— Provided data —
┄┄┄┄┄┄┄┄┄┄

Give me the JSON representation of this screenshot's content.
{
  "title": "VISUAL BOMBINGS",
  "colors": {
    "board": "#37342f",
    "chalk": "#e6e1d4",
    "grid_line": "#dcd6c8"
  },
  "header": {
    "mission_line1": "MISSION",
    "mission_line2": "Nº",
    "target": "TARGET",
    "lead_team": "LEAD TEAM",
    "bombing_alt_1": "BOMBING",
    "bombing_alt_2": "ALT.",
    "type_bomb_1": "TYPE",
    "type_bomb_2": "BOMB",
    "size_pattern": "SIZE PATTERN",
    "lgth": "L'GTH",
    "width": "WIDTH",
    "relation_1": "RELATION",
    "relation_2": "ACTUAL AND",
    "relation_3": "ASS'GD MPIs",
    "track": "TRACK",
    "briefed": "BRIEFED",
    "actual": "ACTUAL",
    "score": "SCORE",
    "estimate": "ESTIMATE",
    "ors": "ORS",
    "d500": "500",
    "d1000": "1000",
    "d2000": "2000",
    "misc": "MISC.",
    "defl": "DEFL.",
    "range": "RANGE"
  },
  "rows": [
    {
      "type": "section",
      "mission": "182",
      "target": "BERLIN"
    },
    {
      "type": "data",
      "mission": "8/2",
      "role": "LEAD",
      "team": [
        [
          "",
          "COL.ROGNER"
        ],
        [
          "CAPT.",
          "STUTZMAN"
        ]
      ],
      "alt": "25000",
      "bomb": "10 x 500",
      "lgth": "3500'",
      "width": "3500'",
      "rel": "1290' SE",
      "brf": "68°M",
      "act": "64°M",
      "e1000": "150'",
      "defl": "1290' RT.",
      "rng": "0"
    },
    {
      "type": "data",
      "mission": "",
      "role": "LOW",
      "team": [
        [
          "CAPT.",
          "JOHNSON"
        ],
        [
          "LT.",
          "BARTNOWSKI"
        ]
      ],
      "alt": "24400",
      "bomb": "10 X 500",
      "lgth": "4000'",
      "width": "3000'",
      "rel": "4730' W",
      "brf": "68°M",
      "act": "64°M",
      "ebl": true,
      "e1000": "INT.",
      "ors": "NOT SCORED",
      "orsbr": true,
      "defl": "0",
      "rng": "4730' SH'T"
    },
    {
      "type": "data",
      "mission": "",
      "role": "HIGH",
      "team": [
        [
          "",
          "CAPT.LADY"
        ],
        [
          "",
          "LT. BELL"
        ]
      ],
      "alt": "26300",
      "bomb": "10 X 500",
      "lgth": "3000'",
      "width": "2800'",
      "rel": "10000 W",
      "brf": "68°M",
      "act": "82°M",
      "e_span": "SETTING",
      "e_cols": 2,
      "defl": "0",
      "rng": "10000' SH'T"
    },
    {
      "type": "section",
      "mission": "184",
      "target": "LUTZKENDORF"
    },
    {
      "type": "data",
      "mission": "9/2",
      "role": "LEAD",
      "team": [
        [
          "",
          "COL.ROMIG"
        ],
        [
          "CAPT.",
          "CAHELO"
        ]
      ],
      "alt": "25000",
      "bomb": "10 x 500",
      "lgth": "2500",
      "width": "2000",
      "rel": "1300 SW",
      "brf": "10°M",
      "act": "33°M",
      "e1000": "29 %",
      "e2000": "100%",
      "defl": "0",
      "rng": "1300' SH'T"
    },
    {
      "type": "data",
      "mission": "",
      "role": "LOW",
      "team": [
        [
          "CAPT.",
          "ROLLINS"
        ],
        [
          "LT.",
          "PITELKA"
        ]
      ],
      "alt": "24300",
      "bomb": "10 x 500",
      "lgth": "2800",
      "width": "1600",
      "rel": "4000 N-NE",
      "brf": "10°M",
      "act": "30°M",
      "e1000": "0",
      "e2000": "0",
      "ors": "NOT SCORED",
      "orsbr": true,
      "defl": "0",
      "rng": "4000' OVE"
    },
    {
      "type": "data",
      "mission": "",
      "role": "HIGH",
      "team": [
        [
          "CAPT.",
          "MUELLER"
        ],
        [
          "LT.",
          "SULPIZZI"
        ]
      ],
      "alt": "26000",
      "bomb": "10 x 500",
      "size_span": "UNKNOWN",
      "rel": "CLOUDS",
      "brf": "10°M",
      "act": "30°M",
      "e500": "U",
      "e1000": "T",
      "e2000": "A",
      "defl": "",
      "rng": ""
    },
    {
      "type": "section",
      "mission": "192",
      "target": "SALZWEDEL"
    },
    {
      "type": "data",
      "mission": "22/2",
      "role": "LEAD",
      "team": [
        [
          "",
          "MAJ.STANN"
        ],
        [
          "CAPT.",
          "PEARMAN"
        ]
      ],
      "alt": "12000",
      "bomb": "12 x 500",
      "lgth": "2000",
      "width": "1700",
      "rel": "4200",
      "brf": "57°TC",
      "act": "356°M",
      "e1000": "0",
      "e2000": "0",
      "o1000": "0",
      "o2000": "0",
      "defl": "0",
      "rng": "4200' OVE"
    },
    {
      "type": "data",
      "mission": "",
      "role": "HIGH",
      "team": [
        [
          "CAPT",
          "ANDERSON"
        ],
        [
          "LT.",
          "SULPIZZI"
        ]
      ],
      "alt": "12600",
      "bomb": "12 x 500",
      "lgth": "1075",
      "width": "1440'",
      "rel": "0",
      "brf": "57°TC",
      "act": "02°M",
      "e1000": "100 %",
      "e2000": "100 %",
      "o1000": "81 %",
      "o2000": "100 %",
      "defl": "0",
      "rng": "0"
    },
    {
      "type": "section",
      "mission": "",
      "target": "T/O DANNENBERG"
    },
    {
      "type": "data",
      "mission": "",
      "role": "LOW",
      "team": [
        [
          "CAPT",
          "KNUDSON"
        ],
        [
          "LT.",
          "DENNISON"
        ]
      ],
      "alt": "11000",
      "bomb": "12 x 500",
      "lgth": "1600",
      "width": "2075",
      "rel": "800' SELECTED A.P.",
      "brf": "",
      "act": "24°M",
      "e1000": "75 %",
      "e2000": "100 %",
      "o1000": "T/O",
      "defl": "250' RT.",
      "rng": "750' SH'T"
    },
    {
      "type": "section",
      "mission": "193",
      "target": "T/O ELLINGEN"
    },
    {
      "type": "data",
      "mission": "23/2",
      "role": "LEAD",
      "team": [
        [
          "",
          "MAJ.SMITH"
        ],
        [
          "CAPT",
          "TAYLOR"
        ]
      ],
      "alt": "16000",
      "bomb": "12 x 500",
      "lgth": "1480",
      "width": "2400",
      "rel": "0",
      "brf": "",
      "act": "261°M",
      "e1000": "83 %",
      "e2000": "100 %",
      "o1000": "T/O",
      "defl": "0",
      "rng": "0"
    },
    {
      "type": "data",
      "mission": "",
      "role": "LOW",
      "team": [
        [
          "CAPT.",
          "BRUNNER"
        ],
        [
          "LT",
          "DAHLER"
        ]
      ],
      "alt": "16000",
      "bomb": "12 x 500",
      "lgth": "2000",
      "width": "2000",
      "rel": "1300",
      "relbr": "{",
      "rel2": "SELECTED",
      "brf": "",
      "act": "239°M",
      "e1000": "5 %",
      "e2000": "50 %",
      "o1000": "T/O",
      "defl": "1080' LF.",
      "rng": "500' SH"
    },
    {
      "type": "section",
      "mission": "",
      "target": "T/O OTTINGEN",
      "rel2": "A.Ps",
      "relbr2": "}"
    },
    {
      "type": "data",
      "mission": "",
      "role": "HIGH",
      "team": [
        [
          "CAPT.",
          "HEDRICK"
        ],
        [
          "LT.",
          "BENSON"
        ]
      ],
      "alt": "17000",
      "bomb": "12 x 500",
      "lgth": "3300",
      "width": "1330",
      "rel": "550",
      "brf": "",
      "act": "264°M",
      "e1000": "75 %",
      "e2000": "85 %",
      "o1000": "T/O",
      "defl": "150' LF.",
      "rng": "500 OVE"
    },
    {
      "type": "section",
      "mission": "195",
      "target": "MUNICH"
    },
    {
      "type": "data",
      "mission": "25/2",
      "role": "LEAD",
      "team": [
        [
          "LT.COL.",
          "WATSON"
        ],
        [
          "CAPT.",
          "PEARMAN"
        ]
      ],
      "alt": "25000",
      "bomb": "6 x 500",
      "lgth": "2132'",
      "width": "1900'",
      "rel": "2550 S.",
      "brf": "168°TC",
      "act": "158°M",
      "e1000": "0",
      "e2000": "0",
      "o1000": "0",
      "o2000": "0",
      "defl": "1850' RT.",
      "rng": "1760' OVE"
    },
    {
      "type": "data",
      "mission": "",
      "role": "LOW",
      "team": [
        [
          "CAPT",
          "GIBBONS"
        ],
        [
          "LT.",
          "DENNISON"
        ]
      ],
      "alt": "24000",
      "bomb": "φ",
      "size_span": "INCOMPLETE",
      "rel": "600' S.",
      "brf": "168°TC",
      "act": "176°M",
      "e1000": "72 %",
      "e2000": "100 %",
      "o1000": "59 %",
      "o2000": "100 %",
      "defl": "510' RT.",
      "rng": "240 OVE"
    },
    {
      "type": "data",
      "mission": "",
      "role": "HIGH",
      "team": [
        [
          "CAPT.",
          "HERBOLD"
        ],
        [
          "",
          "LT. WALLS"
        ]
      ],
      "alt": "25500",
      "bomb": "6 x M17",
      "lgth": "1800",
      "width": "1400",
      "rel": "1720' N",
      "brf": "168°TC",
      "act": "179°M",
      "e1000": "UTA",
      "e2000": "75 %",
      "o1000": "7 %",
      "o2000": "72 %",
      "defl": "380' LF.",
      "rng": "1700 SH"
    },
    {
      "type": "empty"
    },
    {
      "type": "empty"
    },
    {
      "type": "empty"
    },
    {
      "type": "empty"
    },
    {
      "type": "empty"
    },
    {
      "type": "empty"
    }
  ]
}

┄┄┄┄┄┄┄┄┄┄

— Given exercise —
Return every line of the preceding records in which the word "ACTUAL" appears.

— Solution for this exercise —
    "relation_2": "ACTUAL AND",
    "actual": "ACTUAL",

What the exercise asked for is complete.